_Task objective_
Gather up the lines that contain "google".

_Dataset excerpts_
##########

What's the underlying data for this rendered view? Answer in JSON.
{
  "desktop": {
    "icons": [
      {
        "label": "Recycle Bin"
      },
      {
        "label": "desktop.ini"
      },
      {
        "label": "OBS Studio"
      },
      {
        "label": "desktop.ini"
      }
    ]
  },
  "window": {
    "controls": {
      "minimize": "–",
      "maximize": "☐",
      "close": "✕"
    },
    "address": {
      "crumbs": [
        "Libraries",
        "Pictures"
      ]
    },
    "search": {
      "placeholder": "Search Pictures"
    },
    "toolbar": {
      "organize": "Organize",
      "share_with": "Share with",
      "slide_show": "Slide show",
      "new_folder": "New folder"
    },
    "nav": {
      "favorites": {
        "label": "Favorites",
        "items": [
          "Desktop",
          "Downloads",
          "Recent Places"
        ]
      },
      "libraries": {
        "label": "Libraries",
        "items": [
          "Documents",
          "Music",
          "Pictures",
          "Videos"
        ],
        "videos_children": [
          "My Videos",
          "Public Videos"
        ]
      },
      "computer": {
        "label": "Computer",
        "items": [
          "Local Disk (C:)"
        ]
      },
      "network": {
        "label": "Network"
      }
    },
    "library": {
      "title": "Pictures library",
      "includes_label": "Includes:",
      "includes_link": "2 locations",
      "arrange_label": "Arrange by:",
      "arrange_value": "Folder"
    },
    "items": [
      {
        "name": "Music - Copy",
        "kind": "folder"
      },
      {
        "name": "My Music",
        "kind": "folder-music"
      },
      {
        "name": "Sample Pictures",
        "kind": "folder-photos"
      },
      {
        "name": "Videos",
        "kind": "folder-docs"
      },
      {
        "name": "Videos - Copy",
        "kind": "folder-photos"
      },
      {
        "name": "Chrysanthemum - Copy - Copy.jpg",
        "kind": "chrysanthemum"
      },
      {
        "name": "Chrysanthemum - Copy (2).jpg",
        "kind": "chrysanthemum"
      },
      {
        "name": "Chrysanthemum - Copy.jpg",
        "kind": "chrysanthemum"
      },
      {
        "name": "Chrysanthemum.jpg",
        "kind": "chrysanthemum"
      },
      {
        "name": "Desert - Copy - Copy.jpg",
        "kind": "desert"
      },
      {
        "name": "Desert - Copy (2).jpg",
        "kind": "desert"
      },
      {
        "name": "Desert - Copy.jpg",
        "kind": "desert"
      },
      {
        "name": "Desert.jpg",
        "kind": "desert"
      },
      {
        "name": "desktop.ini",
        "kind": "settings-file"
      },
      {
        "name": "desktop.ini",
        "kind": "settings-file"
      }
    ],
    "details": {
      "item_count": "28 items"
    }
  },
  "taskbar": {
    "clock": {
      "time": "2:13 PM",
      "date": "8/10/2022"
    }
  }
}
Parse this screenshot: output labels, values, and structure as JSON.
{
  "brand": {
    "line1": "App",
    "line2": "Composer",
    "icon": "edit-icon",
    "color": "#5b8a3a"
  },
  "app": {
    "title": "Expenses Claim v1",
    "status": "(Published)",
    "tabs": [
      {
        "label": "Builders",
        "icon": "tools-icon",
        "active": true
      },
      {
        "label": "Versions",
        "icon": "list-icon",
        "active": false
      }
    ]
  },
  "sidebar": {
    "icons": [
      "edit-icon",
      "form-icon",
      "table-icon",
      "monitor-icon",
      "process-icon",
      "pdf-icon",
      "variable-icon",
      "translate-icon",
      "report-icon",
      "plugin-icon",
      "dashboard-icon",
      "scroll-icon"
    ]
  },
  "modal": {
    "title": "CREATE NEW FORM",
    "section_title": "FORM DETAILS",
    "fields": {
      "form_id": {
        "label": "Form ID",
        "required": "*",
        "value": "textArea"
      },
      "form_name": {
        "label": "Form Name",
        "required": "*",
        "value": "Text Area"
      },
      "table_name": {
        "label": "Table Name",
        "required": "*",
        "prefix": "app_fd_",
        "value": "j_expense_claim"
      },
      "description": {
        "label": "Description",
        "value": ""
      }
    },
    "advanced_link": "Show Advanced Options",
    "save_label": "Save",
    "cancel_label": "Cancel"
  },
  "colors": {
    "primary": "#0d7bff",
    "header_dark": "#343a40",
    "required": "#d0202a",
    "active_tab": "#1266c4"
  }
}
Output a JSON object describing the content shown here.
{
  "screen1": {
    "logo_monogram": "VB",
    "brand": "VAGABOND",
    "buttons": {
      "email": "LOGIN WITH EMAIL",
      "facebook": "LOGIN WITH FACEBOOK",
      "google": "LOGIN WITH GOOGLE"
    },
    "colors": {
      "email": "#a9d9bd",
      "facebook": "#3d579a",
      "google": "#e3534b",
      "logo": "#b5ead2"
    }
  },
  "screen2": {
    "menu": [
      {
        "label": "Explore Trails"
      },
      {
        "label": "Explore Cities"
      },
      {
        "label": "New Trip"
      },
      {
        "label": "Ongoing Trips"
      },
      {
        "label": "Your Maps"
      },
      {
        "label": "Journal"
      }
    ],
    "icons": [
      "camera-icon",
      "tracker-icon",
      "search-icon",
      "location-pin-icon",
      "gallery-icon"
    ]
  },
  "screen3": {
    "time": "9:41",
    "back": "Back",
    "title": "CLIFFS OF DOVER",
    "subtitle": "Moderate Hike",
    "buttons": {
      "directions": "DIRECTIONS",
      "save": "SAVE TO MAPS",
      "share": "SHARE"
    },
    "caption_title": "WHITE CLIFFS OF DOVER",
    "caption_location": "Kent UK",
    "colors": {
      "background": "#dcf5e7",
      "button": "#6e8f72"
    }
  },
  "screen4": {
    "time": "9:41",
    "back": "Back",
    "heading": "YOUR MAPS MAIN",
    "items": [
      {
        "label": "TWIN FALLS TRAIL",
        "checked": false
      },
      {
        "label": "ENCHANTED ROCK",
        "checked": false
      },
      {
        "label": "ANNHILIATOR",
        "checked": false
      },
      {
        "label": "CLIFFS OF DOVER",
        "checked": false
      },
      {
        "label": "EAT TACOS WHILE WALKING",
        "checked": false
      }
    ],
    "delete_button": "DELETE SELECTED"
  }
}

##########

_Worked answer_
      "google": "LOGIN WITH GOOGLE"
      "google": "#e3534b",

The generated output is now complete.